Written task:
For this exercise, repeat all of the material verbatim apart from its images.

Record list:
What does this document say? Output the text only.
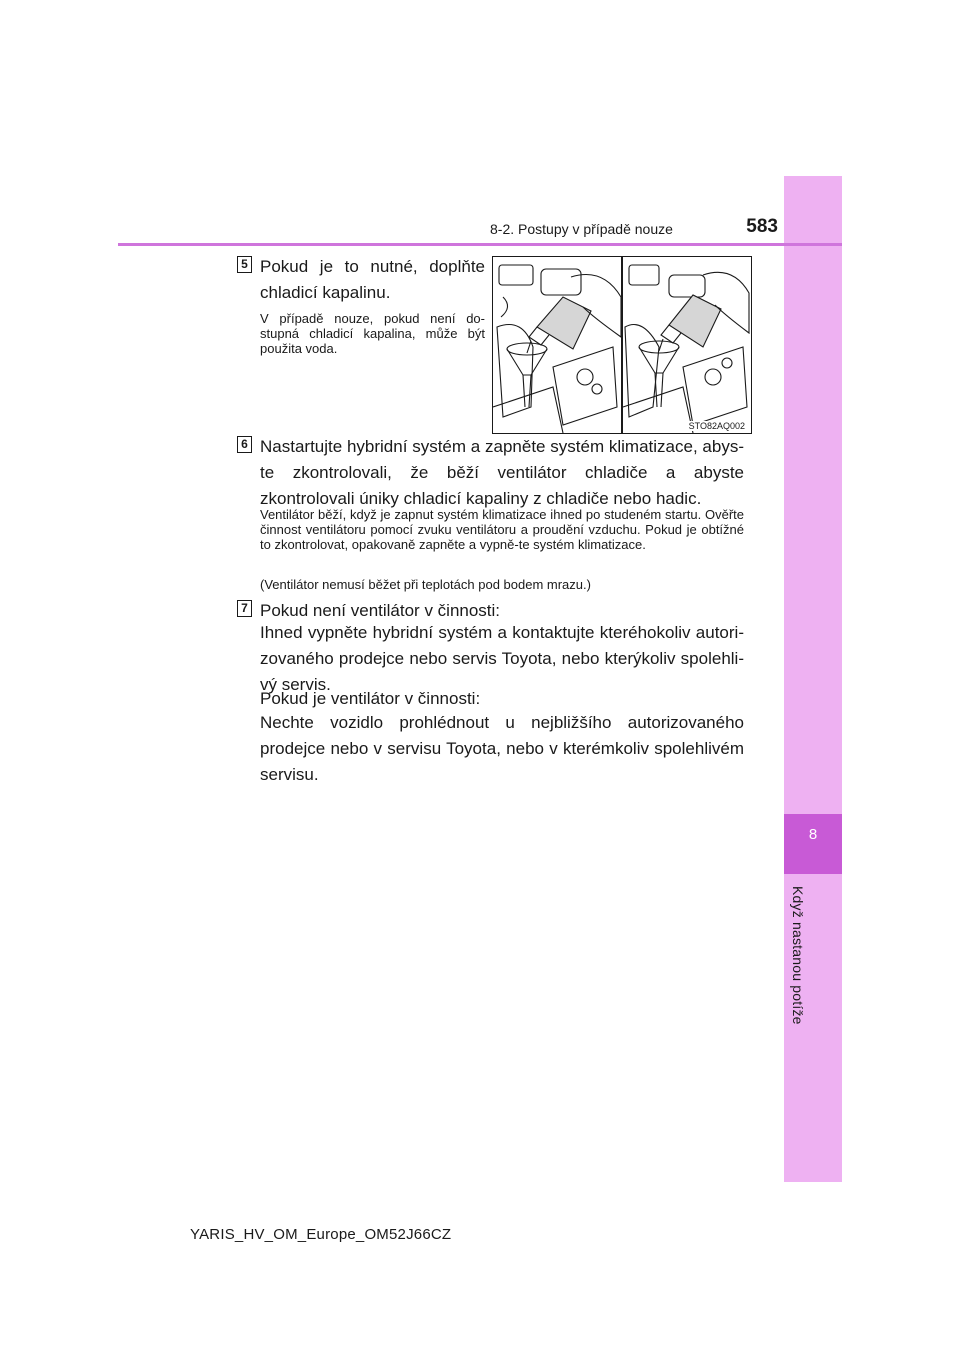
8
Když nastanou potíže
8-2. Postupy v případě nouze	583
5 Pokud je to nutné, doplňte chladicí kapalinu.
V případě nouze, pokud není do-stupná chladicí kapalina, může být použita voda.
STO82AQ002
6 Nastartujte hybridní systém a zapněte systém klimatizace, abys-te zkontrolovali, že běží ventilátor chladiče a abyste zkontrolovali úniky chladicí kapaliny z chladiče nebo hadic.
Ventilátor běží, když je zapnut systém klimatizace ihned po studeném startu. Ověřte činnost ventilátoru pomocí zvuku ventilátoru a proudění vzduchu. Pokud je obtížné to zkontrolovat, opakovaně zapněte a vypně-te systém klimatizace.
(Ventilátor nemusí běžet při teplotách pod bodem mrazu.)
7 Pokud není ventilátor v činnosti:
Ihned vypněte hybridní systém a kontaktujte kteréhokoliv autori-zovaného prodejce nebo servis Toyota, nebo kterýkoliv spolehli-vý servis.
Pokud je ventilátor v činnosti:
Nechte vozidlo prohlédnout u nejbližšího autorizovaného prodejce nebo v servisu Toyota, nebo v kterémkoliv spolehlivém servisu.
YARIS_HV_OM_Europe_OM52J66CZ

In response:
What does this document say? Output the text only.
8
Když nastanou potíže
8-2. Postupy v případě nouze	583
5 Pokud je to nutné, doplňte chladicí kapalinu.
V případě nouze, pokud není do-stupná chladicí kapalina, může být použita voda.
STO82AQ002
6 Nastartujte hybridní systém a zapněte systém klimatizace, abys-te zkontrolovali, že běží ventilátor chladiče a abyste zkontrolovali úniky chladicí kapaliny z chladiče nebo hadic.
Ventilátor běží, když je zapnut systém klimatizace ihned po studeném startu. Ověřte činnost ventilátoru pomocí zvuku ventilátoru a proudění vzduchu. Pokud je obtížné to zkontrolovat, opakovaně zapněte a vypně-te systém klimatizace.
(Ventilátor nemusí běžet při teplotách pod bodem mrazu.)
7 Pokud není ventilátor v činnosti:
Ihned vypněte hybridní systém a kontaktujte kteréhokoliv autori-zovaného prodejce nebo servis Toyota, nebo kterýkoliv spolehli-vý servis.
Pokud je ventilátor v činnosti:
Nechte vozidlo prohlédnout u nejbližšího autorizovaného prodejce nebo v servisu Toyota, nebo v kterémkoliv spolehlivém servisu.
YARIS_HV_OM_Europe_OM52J66CZ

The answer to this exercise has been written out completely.